#### [REQUIREMENT]
How many lines in the items below contain the string "cannula"? Case counts. Reply with the number only.

#### [DATASET EXCERPTS]
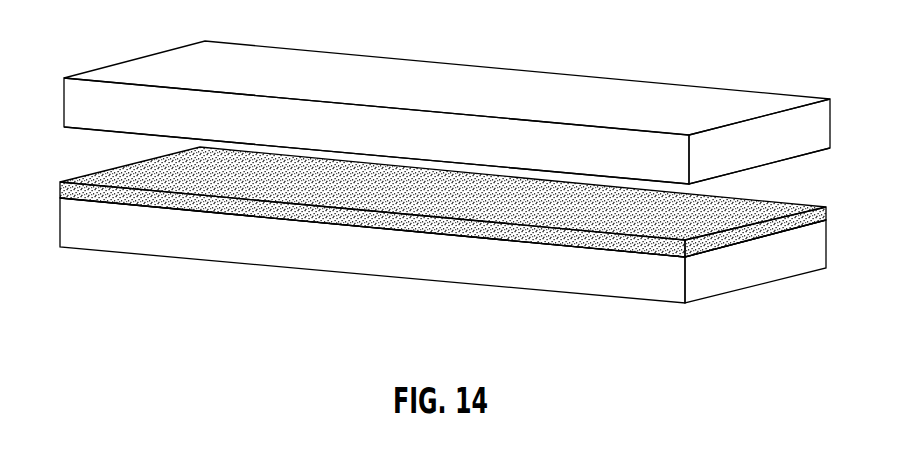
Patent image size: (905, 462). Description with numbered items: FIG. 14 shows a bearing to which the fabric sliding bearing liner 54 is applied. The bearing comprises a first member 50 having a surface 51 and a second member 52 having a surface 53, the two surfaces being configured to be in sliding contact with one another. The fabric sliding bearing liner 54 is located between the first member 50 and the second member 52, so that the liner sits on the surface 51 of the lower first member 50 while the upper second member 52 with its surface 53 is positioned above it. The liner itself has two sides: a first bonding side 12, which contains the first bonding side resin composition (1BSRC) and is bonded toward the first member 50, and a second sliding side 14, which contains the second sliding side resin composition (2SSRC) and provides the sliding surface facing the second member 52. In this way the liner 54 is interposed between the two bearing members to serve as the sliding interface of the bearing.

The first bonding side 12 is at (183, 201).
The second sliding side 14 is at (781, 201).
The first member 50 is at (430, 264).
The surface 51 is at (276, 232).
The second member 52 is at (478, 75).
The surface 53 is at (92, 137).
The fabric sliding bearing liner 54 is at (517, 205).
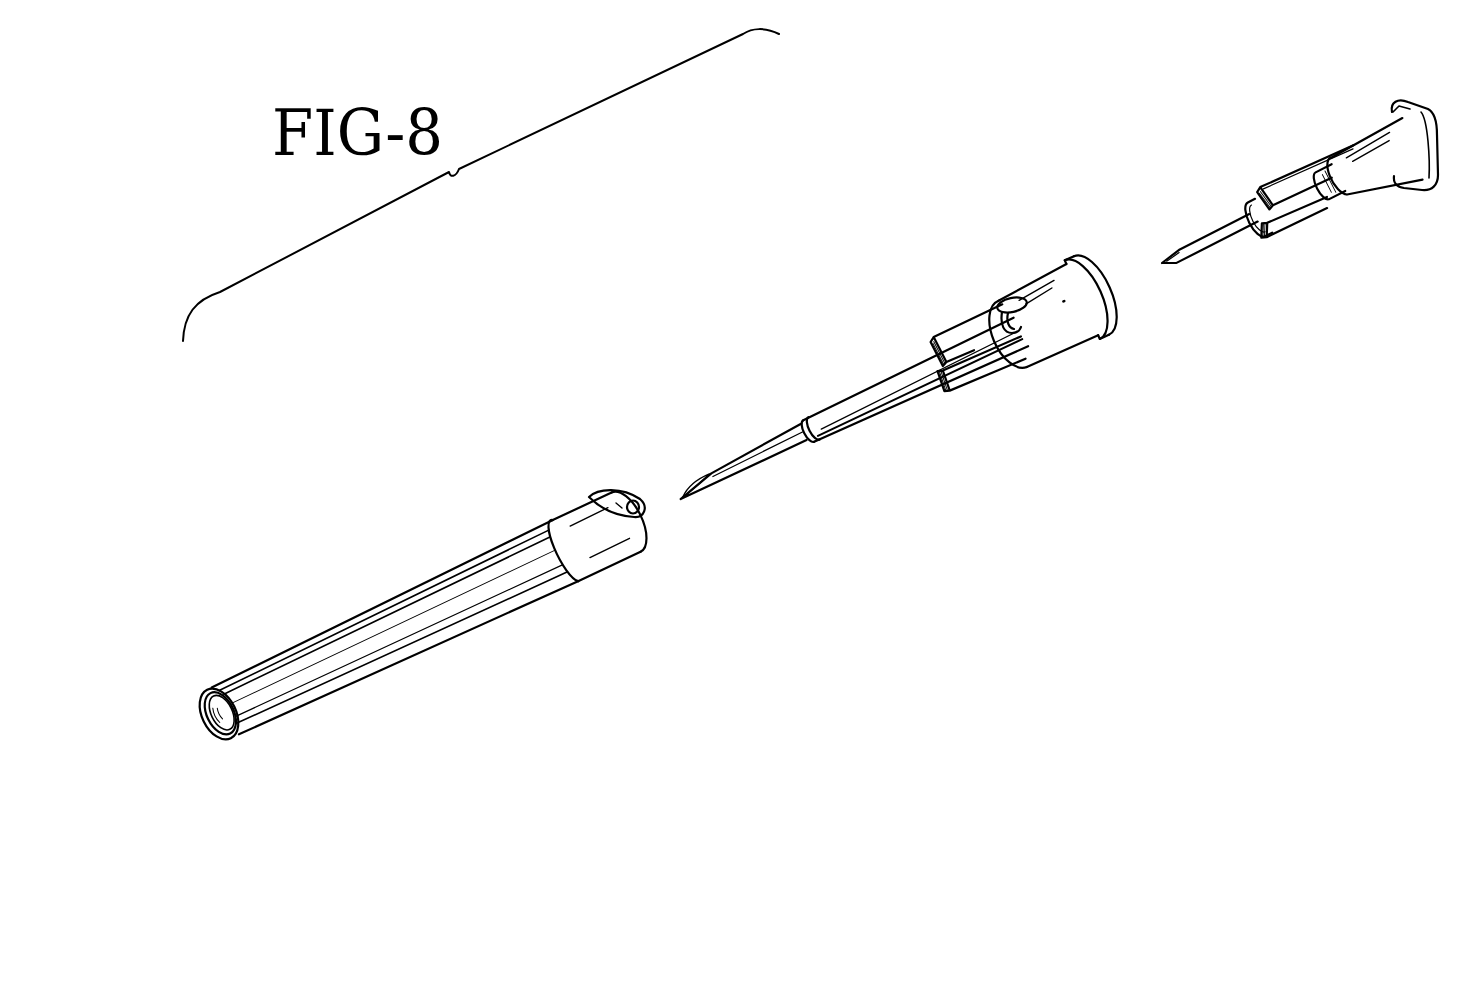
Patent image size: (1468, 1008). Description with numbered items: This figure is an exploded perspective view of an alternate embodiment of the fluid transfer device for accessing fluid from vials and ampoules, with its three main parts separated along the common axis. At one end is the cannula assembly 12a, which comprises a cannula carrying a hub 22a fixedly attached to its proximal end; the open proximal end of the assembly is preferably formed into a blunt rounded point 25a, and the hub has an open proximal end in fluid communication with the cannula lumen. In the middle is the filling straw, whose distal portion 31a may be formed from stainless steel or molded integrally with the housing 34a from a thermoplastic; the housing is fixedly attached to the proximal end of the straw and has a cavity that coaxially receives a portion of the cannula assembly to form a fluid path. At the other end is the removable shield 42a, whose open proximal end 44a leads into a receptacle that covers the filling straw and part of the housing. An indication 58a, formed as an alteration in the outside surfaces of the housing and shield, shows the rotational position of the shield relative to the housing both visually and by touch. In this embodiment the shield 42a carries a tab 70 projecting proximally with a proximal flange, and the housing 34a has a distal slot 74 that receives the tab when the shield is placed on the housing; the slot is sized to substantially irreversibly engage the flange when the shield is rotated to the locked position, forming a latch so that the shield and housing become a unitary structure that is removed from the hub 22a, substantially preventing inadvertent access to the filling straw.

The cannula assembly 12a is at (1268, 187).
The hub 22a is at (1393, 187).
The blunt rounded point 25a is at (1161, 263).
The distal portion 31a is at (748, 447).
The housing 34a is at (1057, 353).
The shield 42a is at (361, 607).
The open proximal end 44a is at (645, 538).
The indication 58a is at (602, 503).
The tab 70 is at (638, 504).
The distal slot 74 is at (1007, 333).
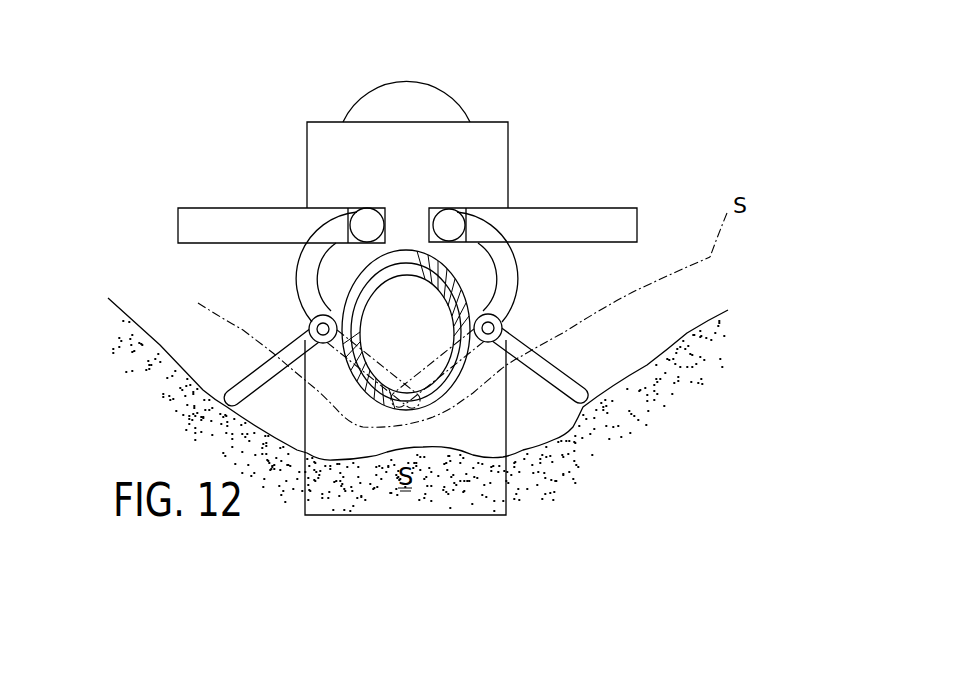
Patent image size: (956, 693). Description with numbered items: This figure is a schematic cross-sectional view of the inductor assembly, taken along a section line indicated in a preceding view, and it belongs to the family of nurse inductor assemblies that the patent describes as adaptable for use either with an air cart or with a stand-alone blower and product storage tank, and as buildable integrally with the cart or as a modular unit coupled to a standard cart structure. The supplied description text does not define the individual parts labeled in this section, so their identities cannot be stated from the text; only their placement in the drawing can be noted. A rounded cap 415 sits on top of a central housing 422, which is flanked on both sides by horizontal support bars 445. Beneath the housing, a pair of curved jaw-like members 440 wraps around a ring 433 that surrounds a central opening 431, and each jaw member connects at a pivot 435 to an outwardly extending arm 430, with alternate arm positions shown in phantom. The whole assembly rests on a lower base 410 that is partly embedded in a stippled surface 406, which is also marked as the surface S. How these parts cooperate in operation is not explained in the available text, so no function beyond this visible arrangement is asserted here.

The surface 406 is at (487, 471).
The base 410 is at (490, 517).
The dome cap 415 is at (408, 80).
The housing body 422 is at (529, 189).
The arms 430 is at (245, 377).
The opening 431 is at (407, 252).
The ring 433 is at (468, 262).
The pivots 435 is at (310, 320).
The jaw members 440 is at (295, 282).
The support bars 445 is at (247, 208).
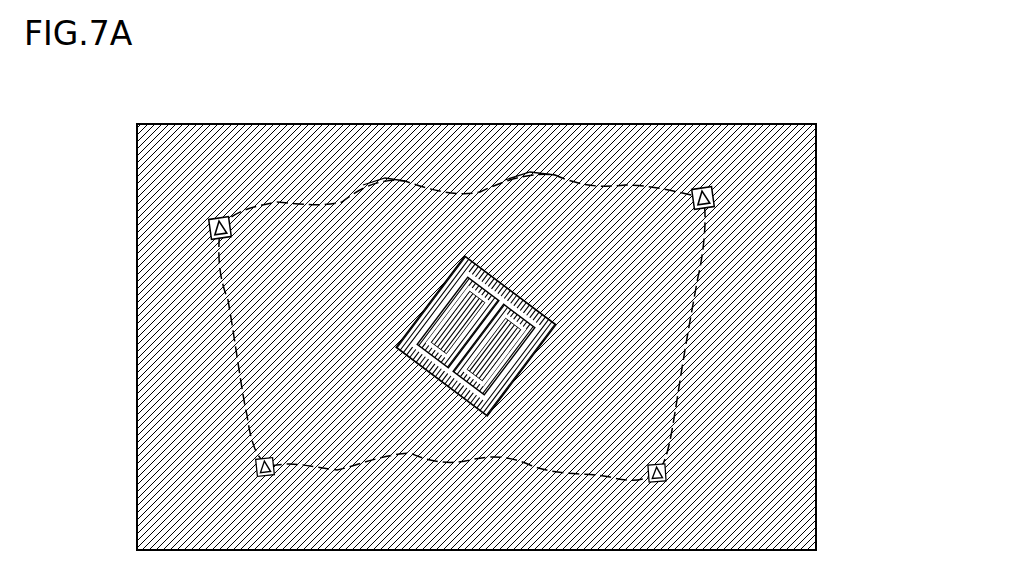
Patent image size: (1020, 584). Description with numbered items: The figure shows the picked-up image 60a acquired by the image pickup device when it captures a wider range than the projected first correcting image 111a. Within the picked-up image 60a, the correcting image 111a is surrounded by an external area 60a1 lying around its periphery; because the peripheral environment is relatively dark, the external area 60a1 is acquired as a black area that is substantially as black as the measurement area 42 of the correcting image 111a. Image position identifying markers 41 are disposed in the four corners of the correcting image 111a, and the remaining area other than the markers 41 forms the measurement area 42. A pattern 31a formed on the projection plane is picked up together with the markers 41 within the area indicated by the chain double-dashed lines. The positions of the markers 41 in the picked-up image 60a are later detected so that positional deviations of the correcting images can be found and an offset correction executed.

#### [SOLUTION TO THIS TASK]
2